## [Working data]

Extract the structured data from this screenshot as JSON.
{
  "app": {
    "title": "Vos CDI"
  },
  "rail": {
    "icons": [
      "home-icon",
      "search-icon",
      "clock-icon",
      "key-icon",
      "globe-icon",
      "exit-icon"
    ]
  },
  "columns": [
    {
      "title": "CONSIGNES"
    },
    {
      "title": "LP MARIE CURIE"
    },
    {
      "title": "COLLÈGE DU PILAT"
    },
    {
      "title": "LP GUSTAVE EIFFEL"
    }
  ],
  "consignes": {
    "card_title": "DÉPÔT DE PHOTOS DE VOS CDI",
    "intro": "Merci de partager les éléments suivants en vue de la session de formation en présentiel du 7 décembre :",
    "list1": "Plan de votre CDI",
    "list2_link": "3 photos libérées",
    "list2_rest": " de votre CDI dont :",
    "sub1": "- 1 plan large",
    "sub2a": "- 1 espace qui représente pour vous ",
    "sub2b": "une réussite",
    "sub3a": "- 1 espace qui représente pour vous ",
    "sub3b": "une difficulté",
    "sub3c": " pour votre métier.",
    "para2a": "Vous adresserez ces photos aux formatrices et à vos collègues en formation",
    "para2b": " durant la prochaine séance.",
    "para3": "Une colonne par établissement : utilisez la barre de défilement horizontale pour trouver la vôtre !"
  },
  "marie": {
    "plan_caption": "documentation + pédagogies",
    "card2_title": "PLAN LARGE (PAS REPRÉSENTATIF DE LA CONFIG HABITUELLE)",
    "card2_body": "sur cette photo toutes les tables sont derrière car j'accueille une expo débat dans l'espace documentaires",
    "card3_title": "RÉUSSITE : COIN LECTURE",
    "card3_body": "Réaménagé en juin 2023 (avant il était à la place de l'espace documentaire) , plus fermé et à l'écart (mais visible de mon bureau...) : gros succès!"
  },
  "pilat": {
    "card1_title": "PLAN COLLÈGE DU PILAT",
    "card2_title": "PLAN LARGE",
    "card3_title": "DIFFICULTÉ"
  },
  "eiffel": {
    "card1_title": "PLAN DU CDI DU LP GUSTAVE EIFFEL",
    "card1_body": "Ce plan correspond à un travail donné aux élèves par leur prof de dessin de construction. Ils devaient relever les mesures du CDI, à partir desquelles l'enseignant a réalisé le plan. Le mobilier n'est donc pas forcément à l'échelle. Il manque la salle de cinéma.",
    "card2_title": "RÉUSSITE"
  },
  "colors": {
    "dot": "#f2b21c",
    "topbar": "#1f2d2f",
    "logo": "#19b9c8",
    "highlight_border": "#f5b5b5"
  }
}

## [Job]
Report how many lines of the records above contain the word "GUSTAVE", and give only that number.

## [Solution]
2